[start of The records]

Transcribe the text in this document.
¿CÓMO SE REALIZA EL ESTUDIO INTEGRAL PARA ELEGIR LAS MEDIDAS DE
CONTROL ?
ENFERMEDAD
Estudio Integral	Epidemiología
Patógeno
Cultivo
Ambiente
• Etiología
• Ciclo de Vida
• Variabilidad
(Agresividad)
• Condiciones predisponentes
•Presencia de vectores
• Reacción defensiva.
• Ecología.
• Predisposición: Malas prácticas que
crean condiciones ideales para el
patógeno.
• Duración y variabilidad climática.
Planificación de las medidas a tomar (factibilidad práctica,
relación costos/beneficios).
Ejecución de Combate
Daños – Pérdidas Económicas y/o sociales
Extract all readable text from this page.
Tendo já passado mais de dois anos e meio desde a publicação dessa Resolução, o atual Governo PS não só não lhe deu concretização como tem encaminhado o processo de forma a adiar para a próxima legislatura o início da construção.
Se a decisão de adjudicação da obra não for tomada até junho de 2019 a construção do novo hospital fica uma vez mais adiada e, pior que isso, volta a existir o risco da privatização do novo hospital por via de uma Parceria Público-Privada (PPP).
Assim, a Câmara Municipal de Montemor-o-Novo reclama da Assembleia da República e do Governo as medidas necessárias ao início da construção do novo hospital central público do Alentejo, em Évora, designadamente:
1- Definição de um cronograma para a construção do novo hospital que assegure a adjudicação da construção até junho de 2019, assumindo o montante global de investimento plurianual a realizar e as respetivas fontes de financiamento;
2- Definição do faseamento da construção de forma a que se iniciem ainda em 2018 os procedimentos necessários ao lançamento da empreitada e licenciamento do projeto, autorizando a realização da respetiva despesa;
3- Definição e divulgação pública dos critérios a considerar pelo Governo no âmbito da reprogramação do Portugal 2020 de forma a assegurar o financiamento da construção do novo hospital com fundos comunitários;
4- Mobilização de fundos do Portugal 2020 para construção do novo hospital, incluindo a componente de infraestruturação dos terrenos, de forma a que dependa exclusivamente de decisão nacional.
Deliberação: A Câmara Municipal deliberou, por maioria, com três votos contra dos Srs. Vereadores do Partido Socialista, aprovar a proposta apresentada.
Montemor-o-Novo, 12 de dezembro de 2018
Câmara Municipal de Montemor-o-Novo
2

[end of The records]

# [Exercise]
In the data above, tally the lines holding "Definição" and answer with the figure only.

# [Exercise response]
3